[Data entries for graphics]
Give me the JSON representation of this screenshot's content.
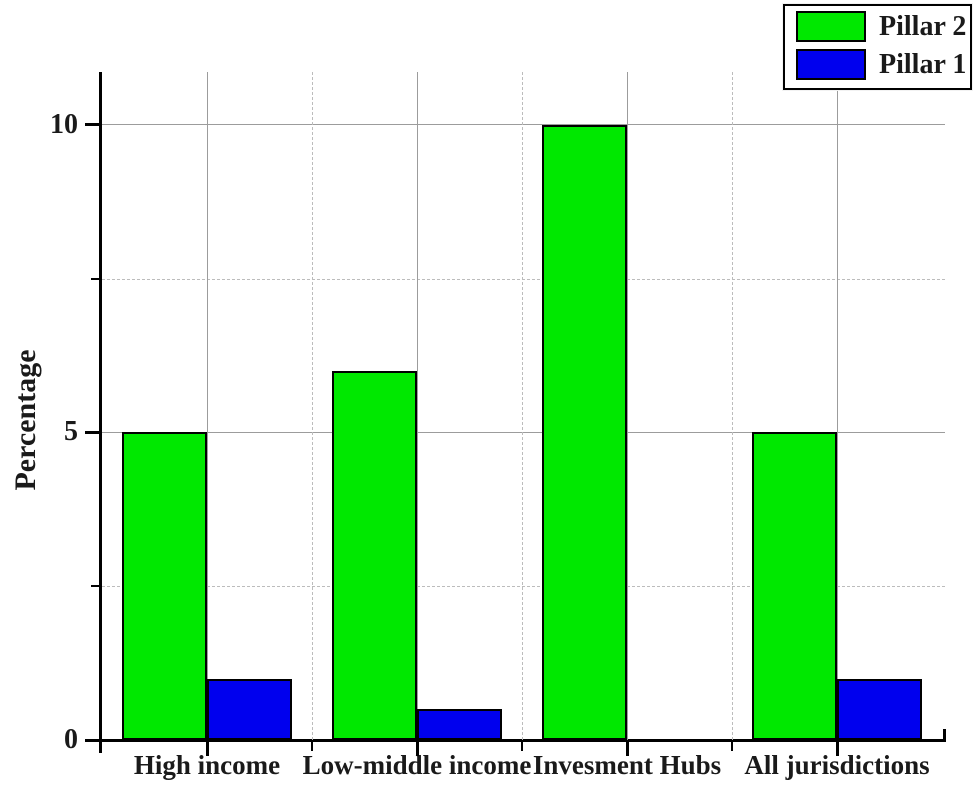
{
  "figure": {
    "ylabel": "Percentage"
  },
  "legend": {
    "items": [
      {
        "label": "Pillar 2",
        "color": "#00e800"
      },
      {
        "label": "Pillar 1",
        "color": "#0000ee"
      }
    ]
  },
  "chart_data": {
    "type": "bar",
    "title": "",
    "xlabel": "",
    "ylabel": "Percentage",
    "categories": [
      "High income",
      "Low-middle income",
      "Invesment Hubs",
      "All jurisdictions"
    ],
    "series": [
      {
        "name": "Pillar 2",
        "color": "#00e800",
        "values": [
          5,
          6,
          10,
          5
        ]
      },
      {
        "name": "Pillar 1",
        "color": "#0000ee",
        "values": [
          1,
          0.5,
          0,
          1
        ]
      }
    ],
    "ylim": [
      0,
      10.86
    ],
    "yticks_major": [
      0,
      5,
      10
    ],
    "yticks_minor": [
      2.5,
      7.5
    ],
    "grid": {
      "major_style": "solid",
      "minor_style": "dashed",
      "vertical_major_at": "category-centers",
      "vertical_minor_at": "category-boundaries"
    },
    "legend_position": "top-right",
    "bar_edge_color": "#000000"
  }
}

--

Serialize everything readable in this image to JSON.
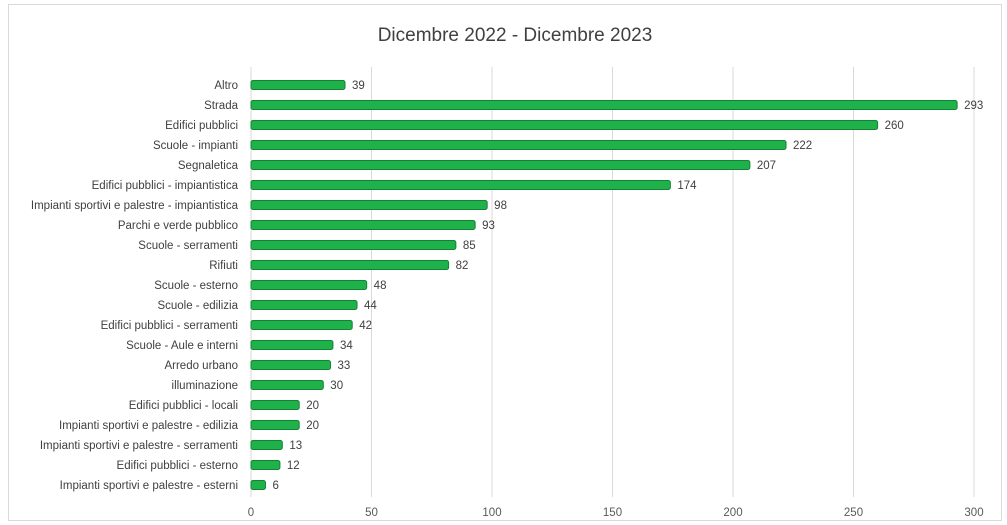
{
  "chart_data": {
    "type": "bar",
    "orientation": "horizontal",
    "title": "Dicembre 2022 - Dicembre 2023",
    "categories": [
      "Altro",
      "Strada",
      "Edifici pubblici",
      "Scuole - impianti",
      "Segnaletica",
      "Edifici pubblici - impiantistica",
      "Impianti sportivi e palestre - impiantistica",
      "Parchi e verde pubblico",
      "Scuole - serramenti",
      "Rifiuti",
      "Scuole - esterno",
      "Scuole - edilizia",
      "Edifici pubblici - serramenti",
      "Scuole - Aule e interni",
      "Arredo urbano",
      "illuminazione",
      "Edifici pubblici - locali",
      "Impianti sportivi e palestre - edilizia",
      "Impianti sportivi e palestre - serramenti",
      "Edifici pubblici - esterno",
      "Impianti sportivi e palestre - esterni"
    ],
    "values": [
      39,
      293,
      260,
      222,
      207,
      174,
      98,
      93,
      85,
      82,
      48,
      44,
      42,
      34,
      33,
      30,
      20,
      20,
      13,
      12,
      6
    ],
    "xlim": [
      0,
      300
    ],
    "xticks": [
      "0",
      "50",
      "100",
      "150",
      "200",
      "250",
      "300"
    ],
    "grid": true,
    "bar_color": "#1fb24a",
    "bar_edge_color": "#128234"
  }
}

_WHAT THE TASK REQUIRES_
From the records above, pull out every line containing the word "esterno".

_FINISHED ANSWER_
      "Scuole - esterno",
      "Edifici pubblici - esterno",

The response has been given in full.